STATED EXERCISE → Locate every line in the records below that contains the word "this", and copy each one.

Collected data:

------------------------

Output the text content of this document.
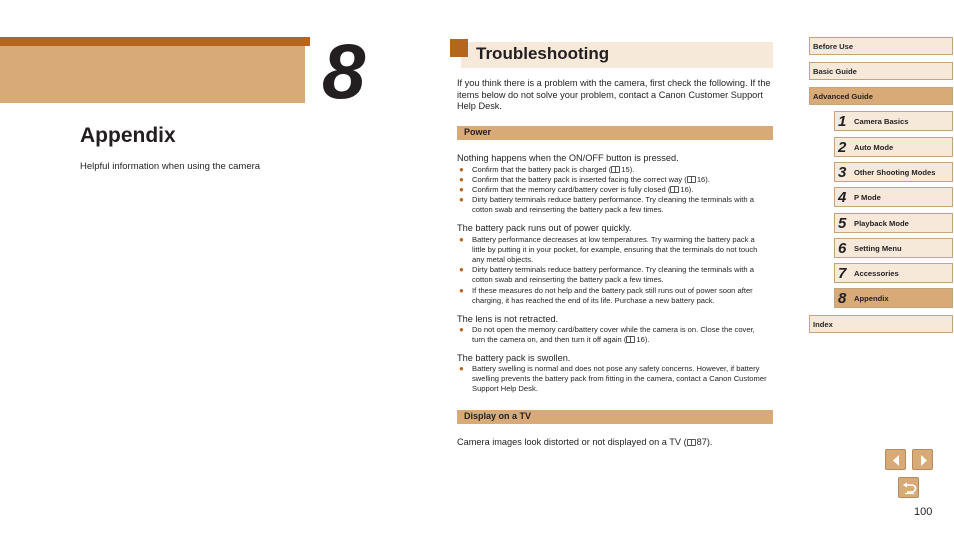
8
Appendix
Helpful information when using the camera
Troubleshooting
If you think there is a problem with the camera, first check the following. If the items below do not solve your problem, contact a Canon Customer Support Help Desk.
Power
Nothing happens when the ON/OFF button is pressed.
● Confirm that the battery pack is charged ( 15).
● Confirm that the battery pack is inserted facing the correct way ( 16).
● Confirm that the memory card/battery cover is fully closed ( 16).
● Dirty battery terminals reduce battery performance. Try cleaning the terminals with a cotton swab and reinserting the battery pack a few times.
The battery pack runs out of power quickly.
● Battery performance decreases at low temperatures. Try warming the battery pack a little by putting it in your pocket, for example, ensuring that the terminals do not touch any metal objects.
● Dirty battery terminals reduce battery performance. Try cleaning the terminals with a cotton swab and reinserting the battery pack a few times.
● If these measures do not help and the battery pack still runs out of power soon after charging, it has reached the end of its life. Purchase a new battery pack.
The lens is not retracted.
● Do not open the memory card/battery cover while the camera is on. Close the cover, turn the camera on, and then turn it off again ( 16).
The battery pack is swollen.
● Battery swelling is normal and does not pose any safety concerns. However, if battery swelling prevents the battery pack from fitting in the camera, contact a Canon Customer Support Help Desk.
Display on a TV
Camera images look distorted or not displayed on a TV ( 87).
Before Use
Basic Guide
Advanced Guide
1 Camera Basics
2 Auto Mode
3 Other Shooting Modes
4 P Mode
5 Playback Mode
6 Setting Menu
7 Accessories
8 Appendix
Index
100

------------------------

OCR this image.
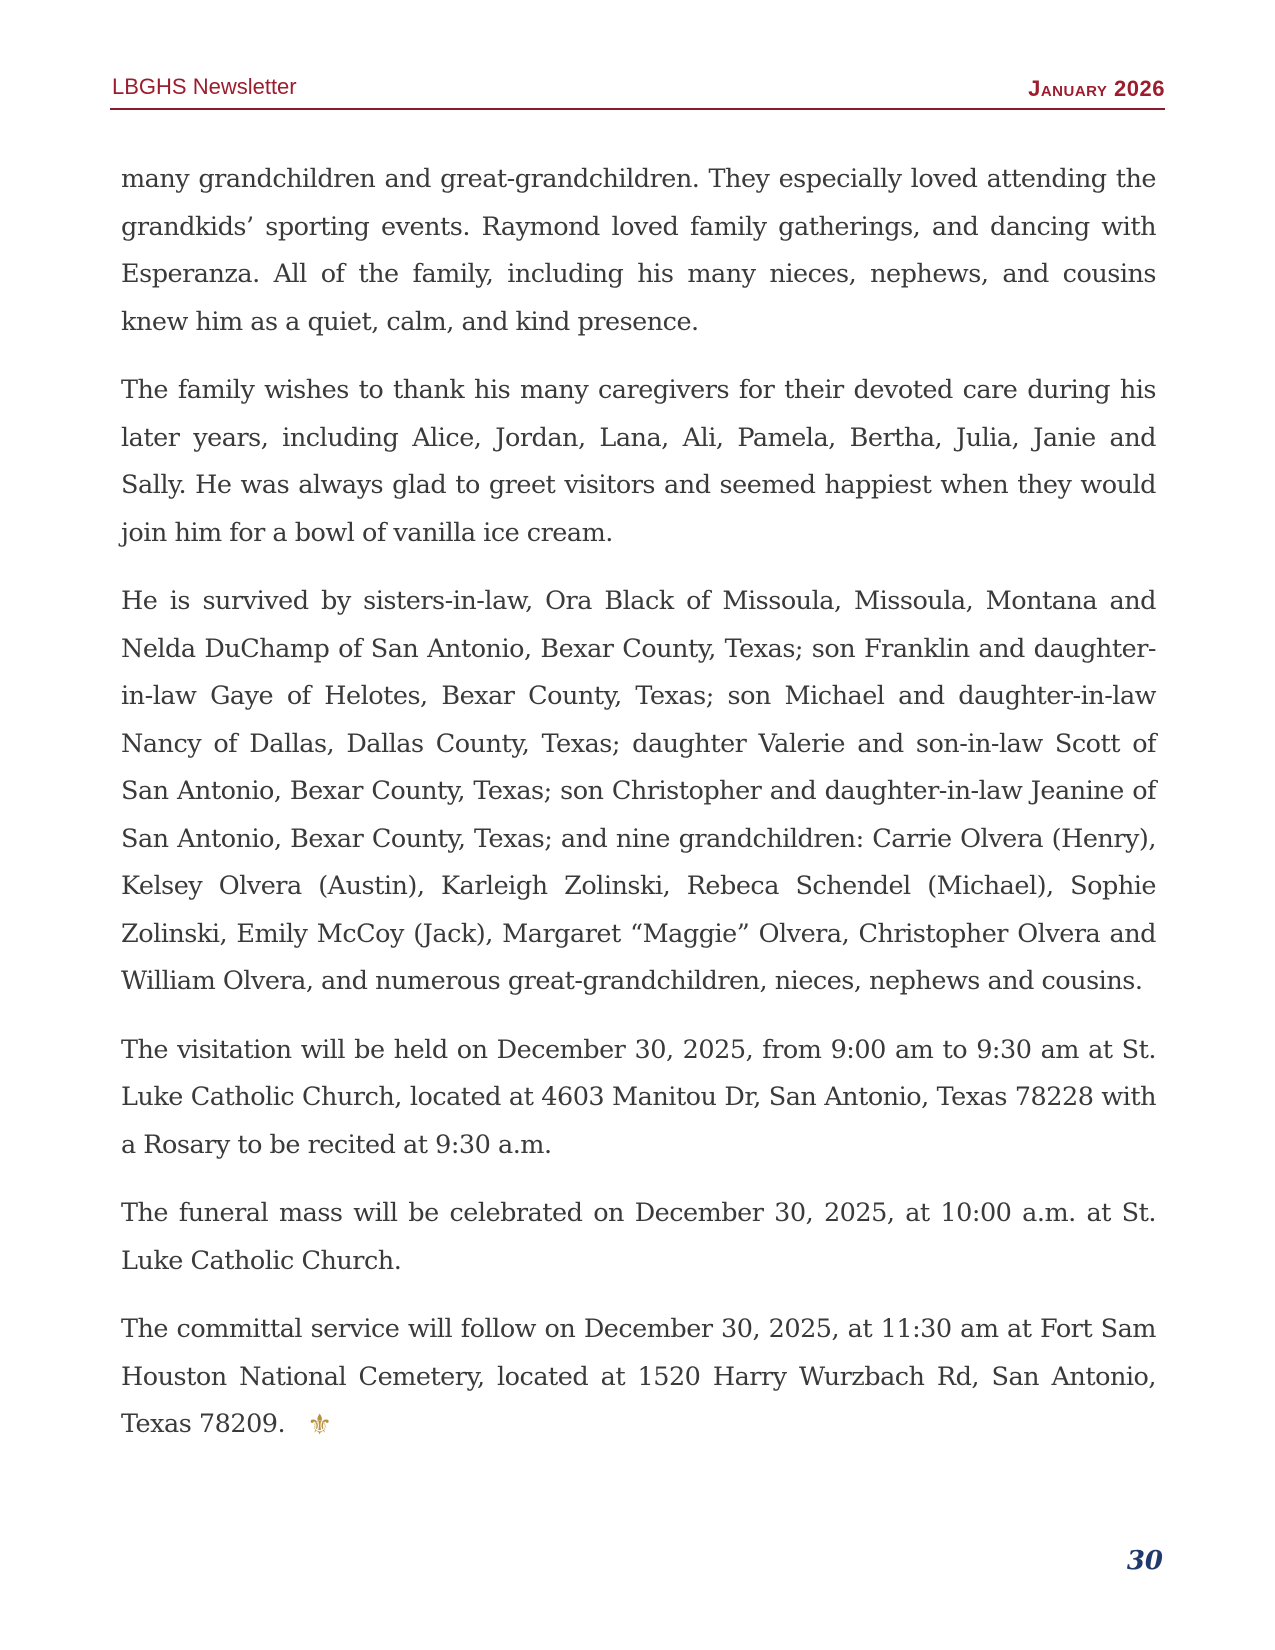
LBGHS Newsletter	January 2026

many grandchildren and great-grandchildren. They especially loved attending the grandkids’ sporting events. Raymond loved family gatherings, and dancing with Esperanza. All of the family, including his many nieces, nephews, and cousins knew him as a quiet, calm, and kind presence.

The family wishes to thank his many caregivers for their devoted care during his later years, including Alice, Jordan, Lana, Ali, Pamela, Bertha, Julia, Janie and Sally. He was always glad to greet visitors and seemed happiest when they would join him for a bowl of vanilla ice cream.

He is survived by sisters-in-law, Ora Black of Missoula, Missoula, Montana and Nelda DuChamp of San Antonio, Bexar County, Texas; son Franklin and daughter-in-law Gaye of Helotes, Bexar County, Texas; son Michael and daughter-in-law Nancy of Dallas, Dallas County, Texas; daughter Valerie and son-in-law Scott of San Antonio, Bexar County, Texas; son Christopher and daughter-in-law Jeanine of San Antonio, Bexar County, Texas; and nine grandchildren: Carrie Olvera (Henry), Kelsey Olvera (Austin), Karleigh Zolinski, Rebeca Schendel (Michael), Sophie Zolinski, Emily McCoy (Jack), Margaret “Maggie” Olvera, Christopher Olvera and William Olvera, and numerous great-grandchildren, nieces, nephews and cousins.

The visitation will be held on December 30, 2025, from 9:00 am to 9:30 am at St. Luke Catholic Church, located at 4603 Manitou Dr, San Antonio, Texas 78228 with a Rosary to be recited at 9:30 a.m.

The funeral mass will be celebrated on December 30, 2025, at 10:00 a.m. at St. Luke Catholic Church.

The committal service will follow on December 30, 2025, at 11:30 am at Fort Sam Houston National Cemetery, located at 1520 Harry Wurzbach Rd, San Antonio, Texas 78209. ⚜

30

------------------------

WRITTEN SOLUTION →
Output the text content of this document.
OCR this image.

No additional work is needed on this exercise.